#### Work to do
Transcribe the material below exactly as it appears.

#### Raw records
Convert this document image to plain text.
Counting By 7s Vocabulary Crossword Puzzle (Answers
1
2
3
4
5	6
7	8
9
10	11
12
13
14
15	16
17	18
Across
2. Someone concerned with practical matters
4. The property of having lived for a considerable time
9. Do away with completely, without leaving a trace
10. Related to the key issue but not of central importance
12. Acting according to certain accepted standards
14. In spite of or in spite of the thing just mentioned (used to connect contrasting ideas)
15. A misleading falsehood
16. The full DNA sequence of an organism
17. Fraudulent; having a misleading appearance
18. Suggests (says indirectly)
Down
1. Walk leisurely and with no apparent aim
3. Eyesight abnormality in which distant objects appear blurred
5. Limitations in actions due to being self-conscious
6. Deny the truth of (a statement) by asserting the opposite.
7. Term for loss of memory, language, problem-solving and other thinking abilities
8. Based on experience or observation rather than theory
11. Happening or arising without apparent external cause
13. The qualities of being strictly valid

#### Output for this exercise
Convert this document image to plain text.
Counting By 7s Vocabulary Crossword Puzzle (Answers
1
2
3
4
5	6
7	8
9
10	11
12
13
14
15	16
17	18
Across
2. Someone concerned with practical matters
4. The property of having lived for a considerable time
9. Do away with completely, without leaving a trace
10. Related to the key issue but not of central importance
12. Acting according to certain accepted standards
14. In spite of or in spite of the thing just mentioned (used to connect contrasting ideas)
15. A misleading falsehood
16. The full DNA sequence of an organism
17. Fraudulent; having a misleading appearance
18. Suggests (says indirectly)
Down
1. Walk leisurely and with no apparent aim
3. Eyesight abnormality in which distant objects appear blurred
5. Limitations in actions due to being self-conscious
6. Deny the truth of (a statement) by asserting the opposite.
7. Term for loss of memory, language, problem-solving and other thinking abilities
8. Based on experience or observation rather than theory
11. Happening or arising without apparent external cause
13. The qualities of being strictly valid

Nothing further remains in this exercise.